— What is being asked —
According to the grief book review, what do Activists work at?
Text shown below:
The Five Ways We Grieve: Finding Your Personal Path to Healing after the Loss of a Loved One by Susan A. Berger, Trumpeter Books, 2009
I’ve probably read most of the grief books out there. This was the most inspiring, most comprehensive one I’ve found. So many books give you pat advice: It’s okay to cry; Rely on a support group; Give yourself time: Blah, blah, blah. This book is different.
Susan Berger acknowledges that grief is complex, that a loss means your life will never be the same, that grieving isn’t “over” in a year or two but may last a lifetime in some form or another. She identifies five ways in which people respond to loss.
1.Nomads, who have not resolved their grief;
2.Memorialists, who work to preserve the memory of the person who died;
3.Normalizers, who attempt to re-create a sense of family, community, or previous lifestyle;
4.Activists, who work at helping others facing similar diseases or issues that caused the death of the loved one;
5.Seekers, who create meaning through religious, spiritual, or philosophical beliefs.
For each of these identity types, she discusses strengths and weaknesses as well as ideas to consider.
Which type you become depends on your sense of your own mortality, your sense of time and orientation to time, your values and priorities, and your relationship to the world. She says, “I believe that, after experiencing the death of a loved one, our ideas and perceptions about these complex concepts change. As a result, we form a new identity, a revised sense of self, that contributes to how we see the world and live our lives.”
This book is deep, thought-provoking, and optimistic. It’s well worth reading, reflecting upon, and reading again.
End of Text shown.
Extracted data below:
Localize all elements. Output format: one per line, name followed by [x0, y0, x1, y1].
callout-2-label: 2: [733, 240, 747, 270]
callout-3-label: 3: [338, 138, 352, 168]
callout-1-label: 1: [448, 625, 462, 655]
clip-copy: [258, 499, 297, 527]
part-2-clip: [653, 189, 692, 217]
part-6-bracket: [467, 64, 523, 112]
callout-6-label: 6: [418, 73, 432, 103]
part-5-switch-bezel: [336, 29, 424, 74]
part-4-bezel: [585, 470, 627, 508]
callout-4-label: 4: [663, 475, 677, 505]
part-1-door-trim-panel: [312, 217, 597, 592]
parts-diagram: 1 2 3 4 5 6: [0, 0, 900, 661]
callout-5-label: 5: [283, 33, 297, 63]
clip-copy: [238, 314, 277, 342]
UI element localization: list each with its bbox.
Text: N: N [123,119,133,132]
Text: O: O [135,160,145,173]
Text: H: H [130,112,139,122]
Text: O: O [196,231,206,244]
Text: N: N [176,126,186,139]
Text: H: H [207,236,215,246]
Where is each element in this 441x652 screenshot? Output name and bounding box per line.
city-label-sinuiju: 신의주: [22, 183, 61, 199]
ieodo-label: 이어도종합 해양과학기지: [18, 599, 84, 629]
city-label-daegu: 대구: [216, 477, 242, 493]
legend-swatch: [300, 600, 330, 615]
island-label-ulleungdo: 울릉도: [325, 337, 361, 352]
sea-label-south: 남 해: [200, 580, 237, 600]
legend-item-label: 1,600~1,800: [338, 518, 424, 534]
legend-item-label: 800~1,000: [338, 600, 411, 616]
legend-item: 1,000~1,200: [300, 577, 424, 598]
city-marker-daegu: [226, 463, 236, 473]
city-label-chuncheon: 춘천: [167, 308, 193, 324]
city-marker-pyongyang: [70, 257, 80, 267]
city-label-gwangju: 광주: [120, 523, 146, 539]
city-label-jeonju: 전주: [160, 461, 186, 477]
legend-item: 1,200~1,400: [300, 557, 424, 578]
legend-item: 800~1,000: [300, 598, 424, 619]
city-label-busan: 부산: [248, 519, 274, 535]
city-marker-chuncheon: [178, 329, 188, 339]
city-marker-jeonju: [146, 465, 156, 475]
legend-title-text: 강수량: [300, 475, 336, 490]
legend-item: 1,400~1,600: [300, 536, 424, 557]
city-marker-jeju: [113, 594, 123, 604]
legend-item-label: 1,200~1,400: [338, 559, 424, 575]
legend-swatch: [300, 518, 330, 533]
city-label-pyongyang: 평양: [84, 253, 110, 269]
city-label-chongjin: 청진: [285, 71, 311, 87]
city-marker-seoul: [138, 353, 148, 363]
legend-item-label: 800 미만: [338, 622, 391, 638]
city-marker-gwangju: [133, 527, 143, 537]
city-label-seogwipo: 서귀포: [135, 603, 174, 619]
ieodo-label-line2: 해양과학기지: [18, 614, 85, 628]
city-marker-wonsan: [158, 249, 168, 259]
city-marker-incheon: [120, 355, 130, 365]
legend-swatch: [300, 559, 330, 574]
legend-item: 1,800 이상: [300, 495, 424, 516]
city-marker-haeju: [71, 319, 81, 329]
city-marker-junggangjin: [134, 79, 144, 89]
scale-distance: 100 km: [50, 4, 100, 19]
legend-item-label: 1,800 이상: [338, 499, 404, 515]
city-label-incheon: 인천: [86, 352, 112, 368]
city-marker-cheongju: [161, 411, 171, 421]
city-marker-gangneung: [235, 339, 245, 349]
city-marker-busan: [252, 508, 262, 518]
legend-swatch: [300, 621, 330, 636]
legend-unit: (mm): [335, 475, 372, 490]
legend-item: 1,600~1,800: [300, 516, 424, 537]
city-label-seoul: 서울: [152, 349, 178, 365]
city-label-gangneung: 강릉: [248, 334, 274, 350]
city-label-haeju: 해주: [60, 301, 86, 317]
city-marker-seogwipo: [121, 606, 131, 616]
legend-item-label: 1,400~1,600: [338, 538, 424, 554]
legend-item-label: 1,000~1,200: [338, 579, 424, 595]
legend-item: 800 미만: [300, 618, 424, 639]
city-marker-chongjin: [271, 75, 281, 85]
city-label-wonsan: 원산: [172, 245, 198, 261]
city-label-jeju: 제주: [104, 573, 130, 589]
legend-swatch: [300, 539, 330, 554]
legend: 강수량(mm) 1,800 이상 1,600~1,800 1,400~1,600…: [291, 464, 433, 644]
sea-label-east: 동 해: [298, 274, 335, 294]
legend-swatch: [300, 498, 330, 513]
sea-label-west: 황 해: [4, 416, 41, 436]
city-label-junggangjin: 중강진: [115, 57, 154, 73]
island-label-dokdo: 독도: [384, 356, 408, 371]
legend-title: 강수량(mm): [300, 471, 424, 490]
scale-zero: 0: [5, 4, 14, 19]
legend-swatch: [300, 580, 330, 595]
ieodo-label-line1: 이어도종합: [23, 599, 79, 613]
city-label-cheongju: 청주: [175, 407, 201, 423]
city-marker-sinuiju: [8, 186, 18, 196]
End of Extracted data.
— Exercise answer —
Helping others facing similar diseases or issues that caused the death of the loved one.